▸ Saved entries

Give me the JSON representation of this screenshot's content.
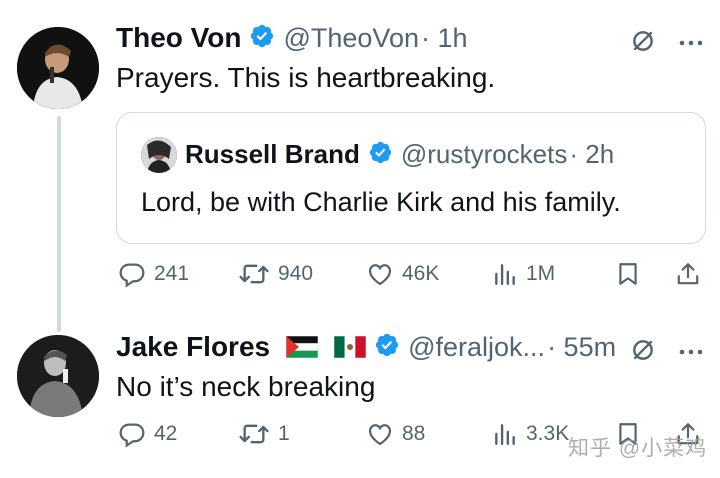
{
  "tweet1": {
    "name": "Theo Von",
    "handle": "@TheoVon",
    "time": "· 1h",
    "text": "Prayers. This is heartbreaking.",
    "quote": {
      "name": "Russell Brand",
      "handle": "@rustyrockets",
      "time": "· 2h",
      "text": "Lord, be with Charlie Kirk and his family."
    },
    "actions": {
      "replies": "241",
      "reposts": "940",
      "likes": "46K",
      "views": "1M"
    }
  },
  "tweet2": {
    "name": "Jake Flores",
    "handle": "@feraljok...",
    "time": "· 55m",
    "text": "No it’s neck breaking",
    "actions": {
      "replies": "42",
      "reposts": "1",
      "likes": "88",
      "views": "3.3K"
    }
  },
  "watermark": "知乎 @小菜鸡",
  "colors": {
    "verified": "#1d9bf0",
    "secondary_text": "#536471",
    "border": "#cfd9de"
  },
  "icons": [
    "verified-badge-icon",
    "grok-icon",
    "more-icon",
    "reply-icon",
    "repost-icon",
    "like-icon",
    "views-icon",
    "bookmark-icon",
    "share-icon",
    "palestine-flag-icon",
    "mexico-flag-icon"
  ]
}
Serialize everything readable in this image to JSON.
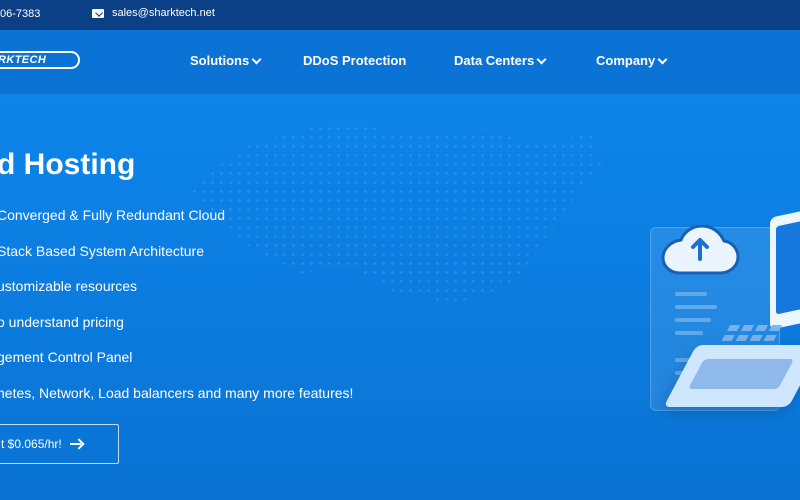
{
  "topbar": {
    "phone": "06-7383",
    "email": "sales@sharktech.net",
    "icons": {
      "mail": "mail-icon"
    }
  },
  "brand": {
    "logo_text": "RKTECH"
  },
  "nav": {
    "items": [
      {
        "label": "Solutions",
        "dropdown": true
      },
      {
        "label": "DDoS Protection",
        "dropdown": false
      },
      {
        "label": "Data Centers",
        "dropdown": true
      },
      {
        "label": "Company",
        "dropdown": true
      }
    ]
  },
  "hero": {
    "headline": "d Hosting",
    "features": [
      "Converged & Fully Redundant Cloud",
      "Stack Based System Architecture",
      "ustomizable resources",
      "o understand pricing",
      "gement Control Panel",
      "netes, Network, Load balancers and many more features!"
    ],
    "cta": {
      "label": "t $0.065/hr!",
      "icon": "arrow-right-icon"
    }
  },
  "colors": {
    "topbar": "#0b3f86",
    "nav": "#0b72d6",
    "hero": "#0d85ea",
    "text": "#ffffff"
  }
}
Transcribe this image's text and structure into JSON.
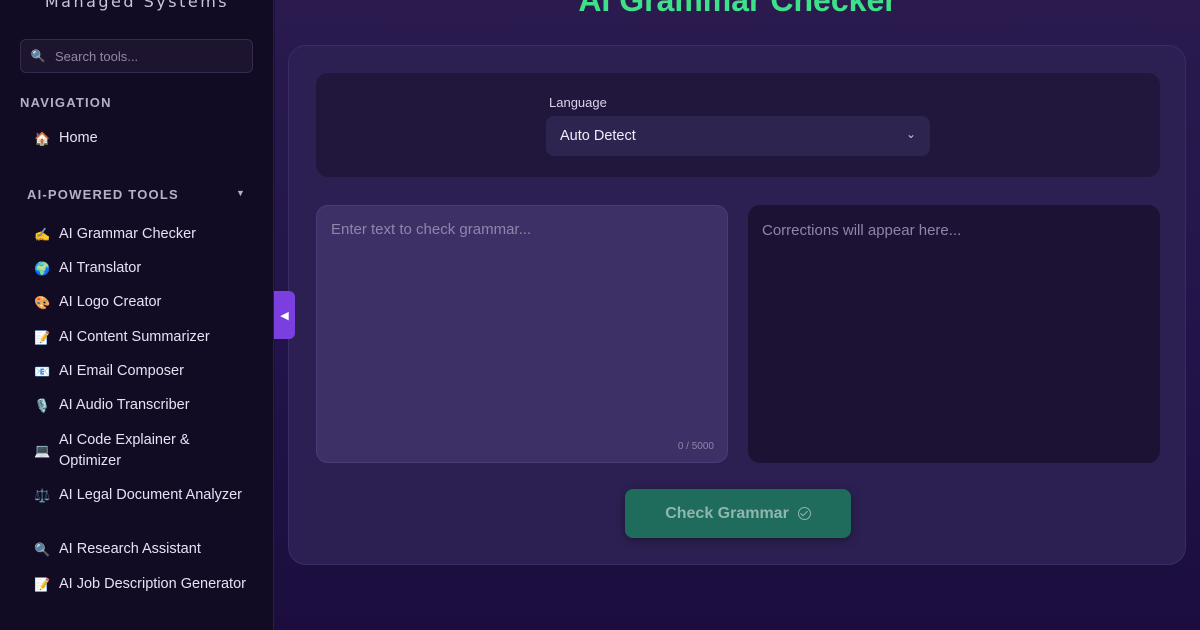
{
  "sidebar": {
    "brand": "Managed Systems",
    "search_placeholder": "Search tools...",
    "search_icon": "🔍",
    "nav_label": "NAVIGATION",
    "home": {
      "icon": "🏠",
      "label": "Home"
    },
    "tools_label": "AI-POWERED TOOLS",
    "tools_caret": "▼",
    "tools": [
      {
        "icon": "✍️",
        "label": "AI Grammar Checker"
      },
      {
        "icon": "🌍",
        "label": "AI Translator"
      },
      {
        "icon": "🎨",
        "label": "AI Logo Creator"
      },
      {
        "icon": "📝",
        "label": "AI Content Summarizer"
      },
      {
        "icon": "📧",
        "label": "AI Email Composer"
      },
      {
        "icon": "🎙️",
        "label": "AI Audio Transcriber"
      },
      {
        "icon": "💻",
        "label": "AI Code Explainer & Optimizer"
      },
      {
        "icon": "⚖️",
        "label": "AI Legal Document Analyzer"
      },
      {
        "icon": "🔍",
        "label": "AI Research Assistant"
      },
      {
        "icon": "📝",
        "label": "AI Job Description Generator"
      }
    ]
  },
  "collapse_glyph": "◀",
  "main": {
    "title": "AI Grammar Checker",
    "language_label": "Language",
    "language_value": "Auto Detect",
    "language_chevron": "⌄",
    "input_placeholder": "Enter text to check grammar...",
    "char_counter": "0 / 5000",
    "output_placeholder": "Corrections will appear here...",
    "check_button": "Check Grammar"
  },
  "colors": {
    "accent_green": "#3ee08a",
    "accent_purple": "#7b3fe0",
    "button_bg": "#1f6b5c"
  }
}
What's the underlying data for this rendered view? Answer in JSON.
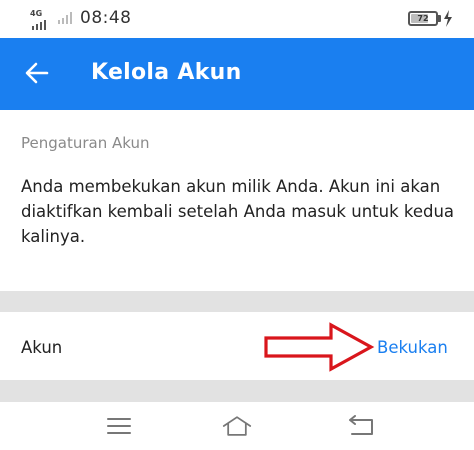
{
  "status_bar": {
    "network": "4G",
    "time": "08:48",
    "battery_level": "72",
    "battery_fraction": 0.72
  },
  "app_bar": {
    "title": "Kelola Akun",
    "back_icon": "arrow-left-icon",
    "color": "#1a7ff0"
  },
  "content": {
    "section_label": "Pengaturan Akun",
    "message": "Anda membekukan akun milik Anda. Akun ini akan diaktifkan kembali setelah Anda masuk untuk kedua kalinya.",
    "row": {
      "label": "Akun",
      "action": "Bekukan",
      "action_color": "#1a7ff0"
    },
    "annotation_color": "#d9161c"
  },
  "nav_bar": {
    "icons": [
      "menu-icon",
      "home-icon",
      "back-icon"
    ]
  }
}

▸ Task requirements
Copy the data word for word. Pictures do not go in the copy.

▸ Written solution
Give me the JSON representation of this screenshot's content.
{
  "tweet1": {
    "name": "Theo Von",
    "handle": "@TheoVon",
    "time": "· 1h",
    "text": "Prayers. This is heartbreaking.",
    "quote": {
      "name": "Russell Brand",
      "handle": "@rustyrockets",
      "time": "· 2h",
      "text": "Lord, be with Charlie Kirk and his family."
    },
    "actions": {
      "replies": "241",
      "reposts": "940",
      "likes": "46K",
      "views": "1M"
    }
  },
  "tweet2": {
    "name": "Jake Flores",
    "handle": "@feraljok...",
    "time": "· 55m",
    "text": "No it’s neck breaking",
    "actions": {
      "replies": "42",
      "reposts": "1",
      "likes": "88",
      "views": "3.3K"
    }
  },
  "watermark": "知乎 @小菜鸡",
  "colors": {
    "verified": "#1d9bf0",
    "secondary_text": "#536471",
    "border": "#cfd9de"
  },
  "icons": [
    "verified-badge-icon",
    "grok-icon",
    "more-icon",
    "reply-icon",
    "repost-icon",
    "like-icon",
    "views-icon",
    "bookmark-icon",
    "share-icon",
    "palestine-flag-icon",
    "mexico-flag-icon"
  ]
}
Serialize everything readable in this image to JSON.
{
  "topbar": {
    "phone": "06-7383",
    "email": "sales@sharktech.net",
    "icons": {
      "mail": "mail-icon"
    }
  },
  "brand": {
    "logo_text": "RKTECH"
  },
  "nav": {
    "items": [
      {
        "label": "Solutions",
        "dropdown": true
      },
      {
        "label": "DDoS Protection",
        "dropdown": false
      },
      {
        "label": "Data Centers",
        "dropdown": true
      },
      {
        "label": "Company",
        "dropdown": true
      }
    ]
  },
  "hero": {
    "headline": "d Hosting",
    "features": [
      "Converged & Fully Redundant Cloud",
      "Stack Based System Architecture",
      "ustomizable resources",
      "o understand pricing",
      "gement Control Panel",
      "netes, Network, Load balancers and many more features!"
    ],
    "cta": {
      "label": "t $0.065/hr!",
      "icon": "arrow-right-icon"
    }
  },
  "colors": {
    "topbar": "#0b3f86",
    "nav": "#0b72d6",
    "hero": "#0d85ea",
    "text": "#ffffff"
  }
}
Transcribe this image's text and structure into JSON.
{
  "sidebar": {
    "brand": "Managed Systems",
    "search_placeholder": "Search tools...",
    "search_icon": "🔍",
    "nav_label": "NAVIGATION",
    "home": {
      "icon": "🏠",
      "label": "Home"
    },
    "tools_label": "AI-POWERED TOOLS",
    "tools_caret": "▼",
    "tools": [
      {
        "icon": "✍️",
        "label": "AI Grammar Checker"
      },
      {
        "icon": "🌍",
        "label": "AI Translator"
      },
      {
        "icon": "🎨",
        "label": "AI Logo Creator"
      },
      {
        "icon": "📝",
        "label": "AI Content Summarizer"
      },
      {
        "icon": "📧",
        "label": "AI Email Composer"
      },
      {
        "icon": "🎙️",
        "label": "AI Audio Transcriber"
      },
      {
        "icon": "💻",
        "label": "AI Code Explainer & Optimizer"
      },
      {
        "icon": "⚖️",
        "label": "AI Legal Document Analyzer"
      },
      {
        "icon": "🔍",
        "label": "AI Research Assistant"
      },
      {
        "icon": "📝",
        "label": "AI Job Description Generator"
      }
    ]
  },
  "collapse_glyph": "◀",
  "main": {
    "title": "AI Grammar Checker",
    "language_label": "Language",
    "language_value": "Auto Detect",
    "language_chevron": "⌄",
    "input_placeholder": "Enter text to check grammar...",
    "char_counter": "0 / 5000",
    "output_placeholder": "Corrections will appear here...",
    "check_button": "Check Grammar"
  },
  "colors": {
    "accent_green": "#3ee08a",
    "accent_purple": "#7b3fe0",
    "button_bg": "#1f6b5c"
  }
}
What's the underlying data for this rendered view? Answer in JSON.
{
  "status_bar": {
    "network": "4G",
    "time": "08:48",
    "battery_level": "72",
    "battery_fraction": 0.72
  },
  "app_bar": {
    "title": "Kelola Akun",
    "back_icon": "arrow-left-icon",
    "color": "#1a7ff0"
  },
  "content": {
    "section_label": "Pengaturan Akun",
    "message": "Anda membekukan akun milik Anda. Akun ini akan diaktifkan kembali setelah Anda masuk untuk kedua kalinya.",
    "row": {
      "label": "Akun",
      "action": "Bekukan",
      "action_color": "#1a7ff0"
    },
    "annotation_color": "#d9161c"
  },
  "nav_bar": {
    "icons": [
      "menu-icon",
      "home-icon",
      "back-icon"
    ]
  }
}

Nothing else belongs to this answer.